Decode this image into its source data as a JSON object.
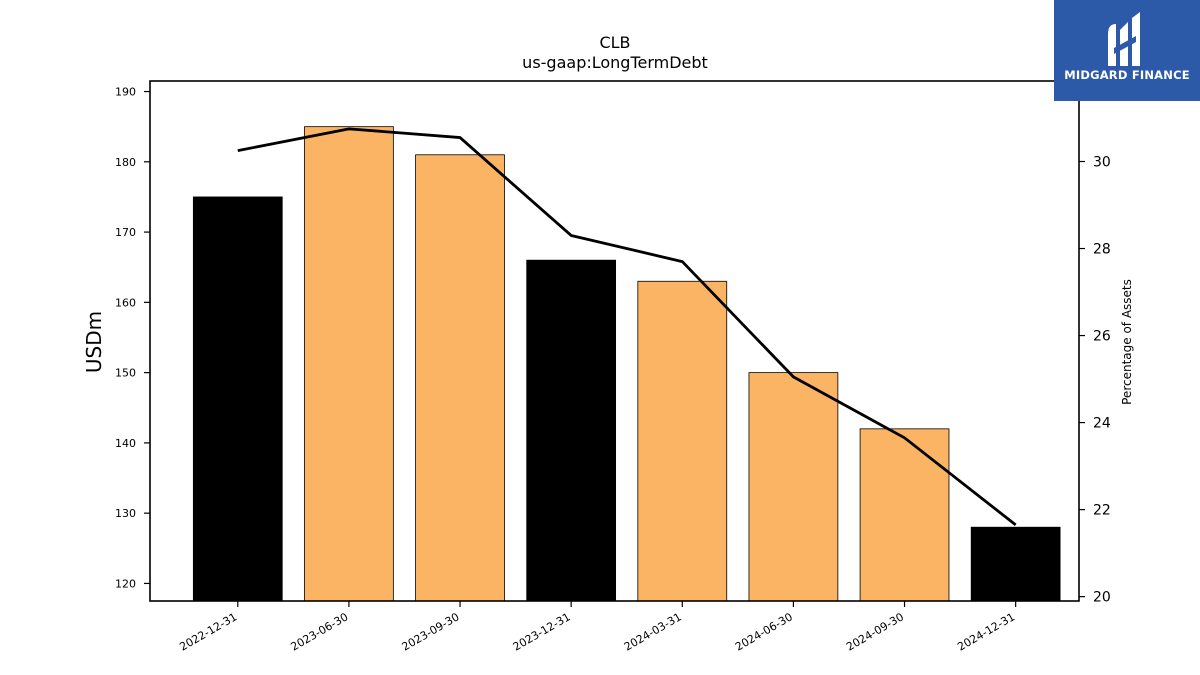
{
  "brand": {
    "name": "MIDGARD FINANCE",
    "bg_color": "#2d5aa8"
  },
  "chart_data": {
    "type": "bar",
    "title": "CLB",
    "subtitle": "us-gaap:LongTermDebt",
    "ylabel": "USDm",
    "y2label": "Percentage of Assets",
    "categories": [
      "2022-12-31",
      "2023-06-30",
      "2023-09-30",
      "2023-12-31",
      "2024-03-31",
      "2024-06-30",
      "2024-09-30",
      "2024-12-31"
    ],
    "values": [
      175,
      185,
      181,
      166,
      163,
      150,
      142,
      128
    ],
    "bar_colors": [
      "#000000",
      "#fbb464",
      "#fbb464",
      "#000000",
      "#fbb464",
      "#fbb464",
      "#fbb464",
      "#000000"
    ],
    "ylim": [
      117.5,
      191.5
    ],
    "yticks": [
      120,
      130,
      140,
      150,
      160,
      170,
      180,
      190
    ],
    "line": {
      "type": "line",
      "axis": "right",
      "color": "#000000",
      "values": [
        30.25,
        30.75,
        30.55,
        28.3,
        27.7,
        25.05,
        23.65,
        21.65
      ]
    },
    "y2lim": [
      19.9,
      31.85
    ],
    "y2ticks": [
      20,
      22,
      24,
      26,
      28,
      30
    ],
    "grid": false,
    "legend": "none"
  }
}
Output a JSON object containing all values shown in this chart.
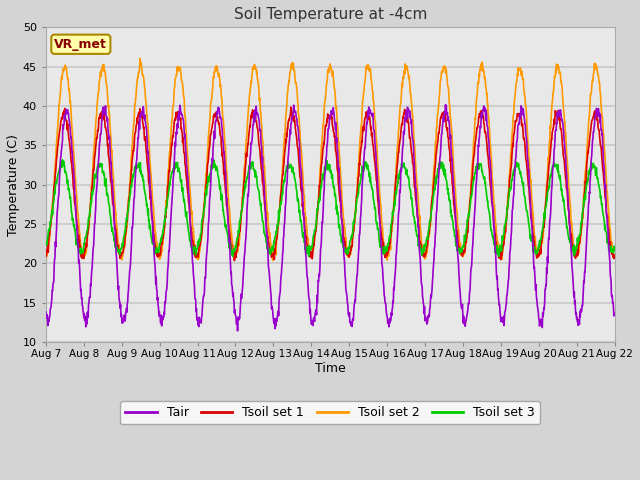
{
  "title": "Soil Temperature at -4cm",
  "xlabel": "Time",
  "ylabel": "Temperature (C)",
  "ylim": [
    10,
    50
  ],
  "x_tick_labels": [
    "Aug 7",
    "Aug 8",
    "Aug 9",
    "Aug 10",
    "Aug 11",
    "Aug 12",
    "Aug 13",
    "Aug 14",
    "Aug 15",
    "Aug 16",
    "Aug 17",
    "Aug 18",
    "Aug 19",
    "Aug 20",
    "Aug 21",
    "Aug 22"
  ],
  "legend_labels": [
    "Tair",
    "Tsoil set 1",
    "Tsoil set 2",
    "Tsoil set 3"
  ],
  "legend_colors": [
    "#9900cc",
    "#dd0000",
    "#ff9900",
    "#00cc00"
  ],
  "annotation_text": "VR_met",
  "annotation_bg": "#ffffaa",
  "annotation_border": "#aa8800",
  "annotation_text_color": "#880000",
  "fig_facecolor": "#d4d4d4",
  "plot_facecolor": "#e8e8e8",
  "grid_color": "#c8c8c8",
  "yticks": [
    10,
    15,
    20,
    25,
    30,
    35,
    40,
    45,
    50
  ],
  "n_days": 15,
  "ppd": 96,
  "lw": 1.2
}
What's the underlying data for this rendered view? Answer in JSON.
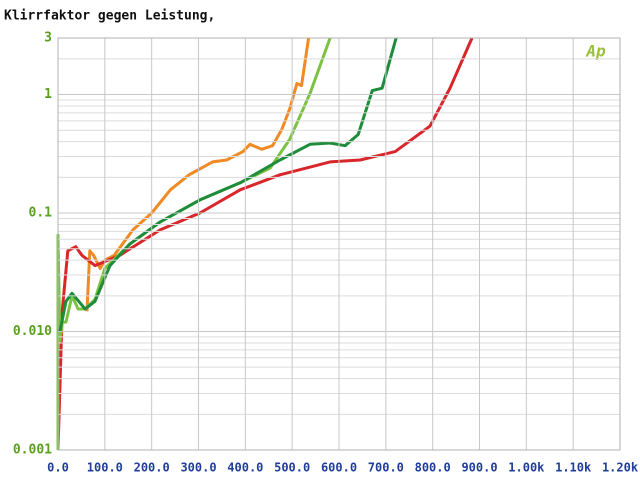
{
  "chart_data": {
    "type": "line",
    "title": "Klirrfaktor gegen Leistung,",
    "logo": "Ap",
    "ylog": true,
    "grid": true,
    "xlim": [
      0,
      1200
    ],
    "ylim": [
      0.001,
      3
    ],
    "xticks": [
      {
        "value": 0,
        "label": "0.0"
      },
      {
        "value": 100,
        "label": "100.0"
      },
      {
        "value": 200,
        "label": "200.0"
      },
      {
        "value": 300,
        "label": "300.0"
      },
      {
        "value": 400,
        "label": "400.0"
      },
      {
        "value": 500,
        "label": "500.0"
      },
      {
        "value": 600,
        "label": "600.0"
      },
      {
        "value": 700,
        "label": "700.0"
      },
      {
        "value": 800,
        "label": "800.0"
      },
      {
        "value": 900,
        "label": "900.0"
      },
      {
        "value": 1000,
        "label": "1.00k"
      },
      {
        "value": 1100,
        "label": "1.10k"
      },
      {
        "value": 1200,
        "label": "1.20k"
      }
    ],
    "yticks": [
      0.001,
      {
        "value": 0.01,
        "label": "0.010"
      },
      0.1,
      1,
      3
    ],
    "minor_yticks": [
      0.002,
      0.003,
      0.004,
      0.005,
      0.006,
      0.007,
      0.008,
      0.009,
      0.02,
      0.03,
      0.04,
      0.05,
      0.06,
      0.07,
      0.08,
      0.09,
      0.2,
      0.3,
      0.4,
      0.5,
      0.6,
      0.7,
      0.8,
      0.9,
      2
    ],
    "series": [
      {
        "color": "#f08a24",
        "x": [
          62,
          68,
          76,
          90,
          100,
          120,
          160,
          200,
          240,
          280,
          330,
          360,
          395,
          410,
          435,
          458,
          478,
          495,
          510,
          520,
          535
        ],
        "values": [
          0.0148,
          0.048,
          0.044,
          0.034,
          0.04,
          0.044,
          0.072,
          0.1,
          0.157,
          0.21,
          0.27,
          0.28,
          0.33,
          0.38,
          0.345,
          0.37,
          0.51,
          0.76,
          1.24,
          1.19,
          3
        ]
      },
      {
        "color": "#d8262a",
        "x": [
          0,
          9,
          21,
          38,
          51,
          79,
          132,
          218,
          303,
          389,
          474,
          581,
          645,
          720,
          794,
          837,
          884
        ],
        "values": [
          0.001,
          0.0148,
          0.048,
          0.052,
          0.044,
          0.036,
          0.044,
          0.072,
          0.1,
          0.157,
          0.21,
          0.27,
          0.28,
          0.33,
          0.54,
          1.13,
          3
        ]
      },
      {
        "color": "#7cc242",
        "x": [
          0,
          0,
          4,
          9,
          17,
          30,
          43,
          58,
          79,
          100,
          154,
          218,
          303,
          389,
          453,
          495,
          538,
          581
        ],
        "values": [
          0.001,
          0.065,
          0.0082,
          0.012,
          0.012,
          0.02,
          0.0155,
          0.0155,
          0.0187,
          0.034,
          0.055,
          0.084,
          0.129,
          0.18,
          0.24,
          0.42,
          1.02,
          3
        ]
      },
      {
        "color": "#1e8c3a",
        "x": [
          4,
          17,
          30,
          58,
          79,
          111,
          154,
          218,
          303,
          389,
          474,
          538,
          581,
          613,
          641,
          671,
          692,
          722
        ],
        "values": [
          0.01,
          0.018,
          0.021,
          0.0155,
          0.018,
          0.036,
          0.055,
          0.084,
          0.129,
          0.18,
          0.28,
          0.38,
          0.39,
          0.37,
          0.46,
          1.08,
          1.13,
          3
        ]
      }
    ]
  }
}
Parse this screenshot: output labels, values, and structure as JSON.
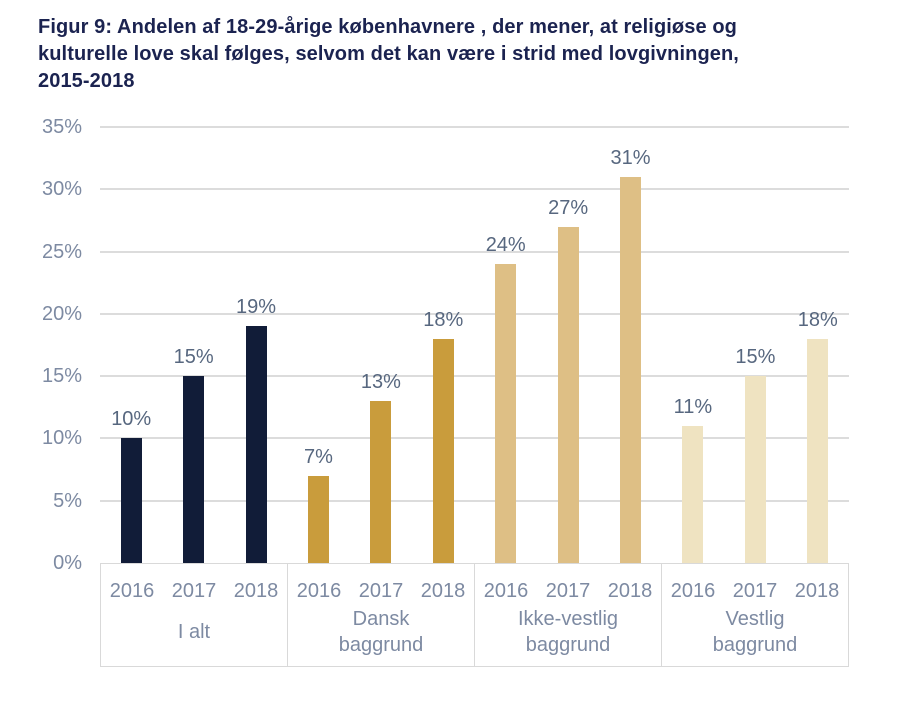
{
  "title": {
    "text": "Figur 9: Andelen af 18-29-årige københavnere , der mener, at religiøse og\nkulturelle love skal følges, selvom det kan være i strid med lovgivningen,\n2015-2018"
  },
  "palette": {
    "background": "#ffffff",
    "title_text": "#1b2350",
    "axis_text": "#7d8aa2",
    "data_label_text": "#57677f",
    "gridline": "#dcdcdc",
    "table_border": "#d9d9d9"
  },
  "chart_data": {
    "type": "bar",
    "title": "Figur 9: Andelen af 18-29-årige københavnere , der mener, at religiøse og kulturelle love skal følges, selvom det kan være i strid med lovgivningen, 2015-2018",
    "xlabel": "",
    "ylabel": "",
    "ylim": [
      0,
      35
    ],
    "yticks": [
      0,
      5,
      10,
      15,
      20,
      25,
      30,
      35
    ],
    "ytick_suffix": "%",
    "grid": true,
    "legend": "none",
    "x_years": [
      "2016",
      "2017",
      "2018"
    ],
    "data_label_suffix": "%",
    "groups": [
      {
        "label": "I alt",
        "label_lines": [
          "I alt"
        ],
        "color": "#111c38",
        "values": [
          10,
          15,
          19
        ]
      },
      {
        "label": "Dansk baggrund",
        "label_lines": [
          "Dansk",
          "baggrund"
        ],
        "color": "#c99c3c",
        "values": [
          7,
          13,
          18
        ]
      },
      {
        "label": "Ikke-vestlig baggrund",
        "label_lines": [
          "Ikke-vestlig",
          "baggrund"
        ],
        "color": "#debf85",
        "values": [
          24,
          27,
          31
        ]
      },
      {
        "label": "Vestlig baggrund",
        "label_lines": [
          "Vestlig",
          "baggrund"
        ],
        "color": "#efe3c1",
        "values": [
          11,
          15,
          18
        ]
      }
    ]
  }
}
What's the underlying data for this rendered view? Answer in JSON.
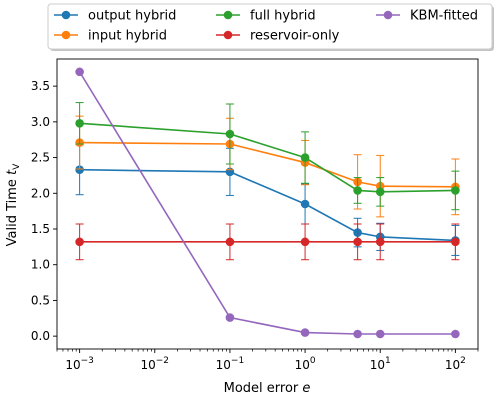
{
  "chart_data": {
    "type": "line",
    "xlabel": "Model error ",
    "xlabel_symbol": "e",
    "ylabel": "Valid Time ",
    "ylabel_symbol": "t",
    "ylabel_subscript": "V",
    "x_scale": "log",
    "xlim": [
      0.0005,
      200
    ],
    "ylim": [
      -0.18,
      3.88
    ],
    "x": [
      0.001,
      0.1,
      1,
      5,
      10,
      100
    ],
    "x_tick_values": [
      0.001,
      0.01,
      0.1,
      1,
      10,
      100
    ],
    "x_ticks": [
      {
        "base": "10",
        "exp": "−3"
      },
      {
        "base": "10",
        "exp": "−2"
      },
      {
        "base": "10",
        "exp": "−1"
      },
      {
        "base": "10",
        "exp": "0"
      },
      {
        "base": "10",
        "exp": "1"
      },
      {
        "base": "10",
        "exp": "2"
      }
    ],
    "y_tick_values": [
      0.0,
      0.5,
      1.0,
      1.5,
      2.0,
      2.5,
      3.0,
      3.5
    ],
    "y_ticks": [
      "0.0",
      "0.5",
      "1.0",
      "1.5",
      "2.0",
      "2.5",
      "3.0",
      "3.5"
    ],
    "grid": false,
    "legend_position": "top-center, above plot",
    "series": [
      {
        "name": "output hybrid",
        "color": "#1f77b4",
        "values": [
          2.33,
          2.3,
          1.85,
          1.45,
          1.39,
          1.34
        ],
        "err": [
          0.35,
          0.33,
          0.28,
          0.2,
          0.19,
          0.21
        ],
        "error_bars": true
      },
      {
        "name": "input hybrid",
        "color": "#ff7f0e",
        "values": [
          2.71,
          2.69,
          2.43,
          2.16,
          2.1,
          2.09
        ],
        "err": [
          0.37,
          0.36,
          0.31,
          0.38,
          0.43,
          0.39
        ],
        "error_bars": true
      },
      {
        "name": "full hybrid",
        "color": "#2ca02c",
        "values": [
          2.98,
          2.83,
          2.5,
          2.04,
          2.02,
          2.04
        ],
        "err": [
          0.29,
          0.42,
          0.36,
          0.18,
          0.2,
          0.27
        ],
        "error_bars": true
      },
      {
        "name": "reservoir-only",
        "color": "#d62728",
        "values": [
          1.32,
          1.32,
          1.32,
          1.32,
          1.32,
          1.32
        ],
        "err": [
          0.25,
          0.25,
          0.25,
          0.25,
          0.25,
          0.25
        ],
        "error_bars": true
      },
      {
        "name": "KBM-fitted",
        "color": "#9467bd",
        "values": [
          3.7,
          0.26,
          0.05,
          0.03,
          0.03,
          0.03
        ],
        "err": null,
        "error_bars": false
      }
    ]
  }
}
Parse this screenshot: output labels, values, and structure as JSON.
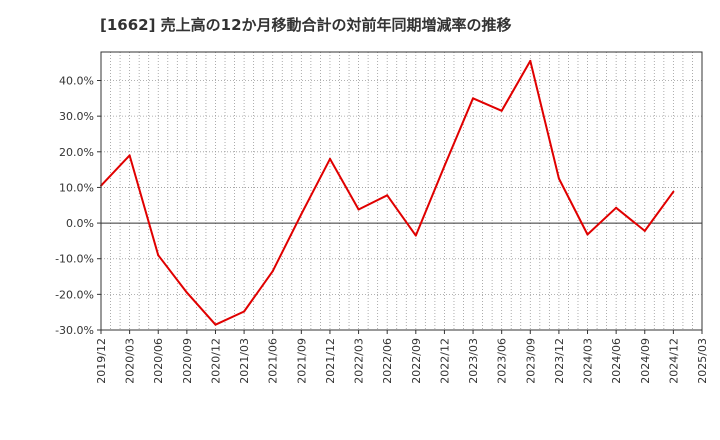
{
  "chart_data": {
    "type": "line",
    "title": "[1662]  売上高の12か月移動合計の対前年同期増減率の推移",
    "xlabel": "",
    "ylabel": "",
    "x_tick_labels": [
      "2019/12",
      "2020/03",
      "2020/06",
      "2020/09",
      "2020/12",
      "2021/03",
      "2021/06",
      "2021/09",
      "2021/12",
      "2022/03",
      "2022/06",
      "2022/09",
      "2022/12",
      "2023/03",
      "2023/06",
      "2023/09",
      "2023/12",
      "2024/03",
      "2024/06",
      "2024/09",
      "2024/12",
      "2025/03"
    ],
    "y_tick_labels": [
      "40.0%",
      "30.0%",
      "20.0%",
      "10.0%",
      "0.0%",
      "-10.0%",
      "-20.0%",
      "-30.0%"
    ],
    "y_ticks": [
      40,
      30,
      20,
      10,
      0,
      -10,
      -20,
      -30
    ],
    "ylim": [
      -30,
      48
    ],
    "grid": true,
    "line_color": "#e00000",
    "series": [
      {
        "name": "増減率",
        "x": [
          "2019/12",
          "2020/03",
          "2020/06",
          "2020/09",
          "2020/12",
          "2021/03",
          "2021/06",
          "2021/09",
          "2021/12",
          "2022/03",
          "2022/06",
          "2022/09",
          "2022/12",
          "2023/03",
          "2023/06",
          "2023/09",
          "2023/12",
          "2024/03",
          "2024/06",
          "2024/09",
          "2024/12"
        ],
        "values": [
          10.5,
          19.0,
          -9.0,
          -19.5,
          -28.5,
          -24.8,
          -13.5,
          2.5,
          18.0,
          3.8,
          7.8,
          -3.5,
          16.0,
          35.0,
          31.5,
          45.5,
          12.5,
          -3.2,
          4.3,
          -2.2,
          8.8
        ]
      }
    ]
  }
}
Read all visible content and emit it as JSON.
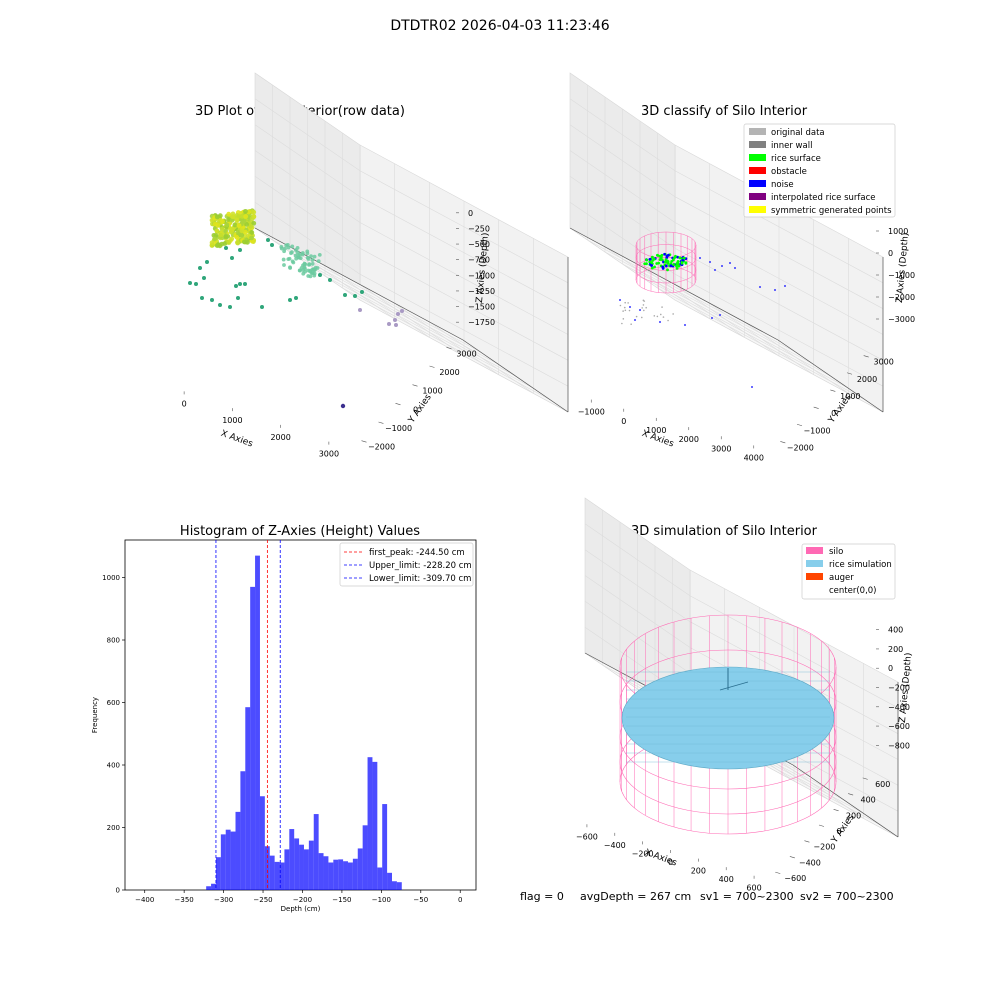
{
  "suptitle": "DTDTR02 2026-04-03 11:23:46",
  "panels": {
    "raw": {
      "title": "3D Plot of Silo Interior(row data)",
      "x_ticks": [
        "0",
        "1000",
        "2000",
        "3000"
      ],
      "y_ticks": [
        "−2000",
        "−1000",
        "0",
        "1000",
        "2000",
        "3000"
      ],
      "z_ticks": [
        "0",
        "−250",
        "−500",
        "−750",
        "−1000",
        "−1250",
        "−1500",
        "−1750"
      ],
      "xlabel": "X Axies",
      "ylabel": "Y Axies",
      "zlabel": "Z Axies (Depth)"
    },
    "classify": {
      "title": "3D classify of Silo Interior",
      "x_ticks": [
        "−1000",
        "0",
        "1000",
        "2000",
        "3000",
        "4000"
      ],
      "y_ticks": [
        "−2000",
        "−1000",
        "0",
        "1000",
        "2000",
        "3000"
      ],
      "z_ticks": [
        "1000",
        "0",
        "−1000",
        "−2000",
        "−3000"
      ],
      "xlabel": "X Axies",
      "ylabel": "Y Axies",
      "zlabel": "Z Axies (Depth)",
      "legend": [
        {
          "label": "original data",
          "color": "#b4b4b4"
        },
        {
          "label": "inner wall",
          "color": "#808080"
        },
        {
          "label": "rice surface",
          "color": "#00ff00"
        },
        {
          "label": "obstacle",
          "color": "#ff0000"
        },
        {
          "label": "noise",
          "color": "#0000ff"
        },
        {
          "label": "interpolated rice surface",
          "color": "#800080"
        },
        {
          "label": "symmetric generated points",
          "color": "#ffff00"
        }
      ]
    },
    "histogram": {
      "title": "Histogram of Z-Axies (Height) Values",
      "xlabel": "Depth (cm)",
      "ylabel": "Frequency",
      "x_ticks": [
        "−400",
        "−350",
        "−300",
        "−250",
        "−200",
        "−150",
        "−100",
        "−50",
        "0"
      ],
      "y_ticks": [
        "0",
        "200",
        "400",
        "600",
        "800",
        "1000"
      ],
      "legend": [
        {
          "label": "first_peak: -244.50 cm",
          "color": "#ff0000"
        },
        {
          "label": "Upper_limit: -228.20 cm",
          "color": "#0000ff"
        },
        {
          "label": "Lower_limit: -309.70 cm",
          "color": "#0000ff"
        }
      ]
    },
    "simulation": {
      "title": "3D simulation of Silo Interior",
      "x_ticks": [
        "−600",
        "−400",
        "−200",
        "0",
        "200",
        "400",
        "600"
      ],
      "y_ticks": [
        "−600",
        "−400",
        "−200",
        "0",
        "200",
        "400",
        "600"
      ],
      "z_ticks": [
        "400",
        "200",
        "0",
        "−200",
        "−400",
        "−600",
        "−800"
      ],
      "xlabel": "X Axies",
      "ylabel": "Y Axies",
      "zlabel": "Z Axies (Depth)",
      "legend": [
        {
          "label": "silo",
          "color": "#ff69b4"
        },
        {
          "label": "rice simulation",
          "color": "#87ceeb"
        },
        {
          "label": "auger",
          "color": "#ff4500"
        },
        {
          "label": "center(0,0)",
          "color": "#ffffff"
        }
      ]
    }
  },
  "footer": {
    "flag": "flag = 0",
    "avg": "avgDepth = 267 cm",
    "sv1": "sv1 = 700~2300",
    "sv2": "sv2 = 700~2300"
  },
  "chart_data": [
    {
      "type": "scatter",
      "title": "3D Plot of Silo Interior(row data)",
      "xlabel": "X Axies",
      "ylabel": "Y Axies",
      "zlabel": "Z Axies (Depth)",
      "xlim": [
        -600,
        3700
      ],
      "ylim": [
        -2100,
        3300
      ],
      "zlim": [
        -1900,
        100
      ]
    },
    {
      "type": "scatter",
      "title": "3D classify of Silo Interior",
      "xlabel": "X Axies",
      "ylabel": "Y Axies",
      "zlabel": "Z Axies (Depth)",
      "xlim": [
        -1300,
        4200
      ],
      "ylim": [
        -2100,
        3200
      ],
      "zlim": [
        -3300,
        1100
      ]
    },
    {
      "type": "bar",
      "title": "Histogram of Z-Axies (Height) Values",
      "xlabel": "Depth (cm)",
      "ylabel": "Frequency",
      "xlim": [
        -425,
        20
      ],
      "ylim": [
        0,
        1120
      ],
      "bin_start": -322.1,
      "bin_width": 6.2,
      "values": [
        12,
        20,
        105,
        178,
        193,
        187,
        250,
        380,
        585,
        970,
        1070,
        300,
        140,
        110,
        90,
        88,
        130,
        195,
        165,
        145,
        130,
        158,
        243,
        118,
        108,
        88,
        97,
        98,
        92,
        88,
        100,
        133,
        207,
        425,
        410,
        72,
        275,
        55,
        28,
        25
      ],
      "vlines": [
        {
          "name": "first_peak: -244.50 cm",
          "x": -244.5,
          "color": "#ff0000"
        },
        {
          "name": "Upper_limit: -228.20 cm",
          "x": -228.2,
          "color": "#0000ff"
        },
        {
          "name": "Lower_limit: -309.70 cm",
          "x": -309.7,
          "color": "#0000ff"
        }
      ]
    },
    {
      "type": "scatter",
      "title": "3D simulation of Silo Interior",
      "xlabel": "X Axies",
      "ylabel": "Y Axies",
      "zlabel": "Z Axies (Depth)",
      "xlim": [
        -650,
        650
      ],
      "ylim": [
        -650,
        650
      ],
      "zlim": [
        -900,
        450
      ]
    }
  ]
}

□ □ □ □ □ □ □

**SHORT TASK:** Check each line of the records for "københavnere" and copy the ones that contain it.

**TASK RESULT:**
    "text": "Figur 9: Andelen af 18-29-årige københavnere , der mener, at religiøse og\nkulturelle love skal følges, selvom det kan være i strid med lovgivningen,\n2015-2018"
    "title": "Figur 9: Andelen af 18-29-årige københavnere , der mener, at religiøse og kulturelle love skal følges, selvom det kan være i strid med lovgivningen, 2015-2018",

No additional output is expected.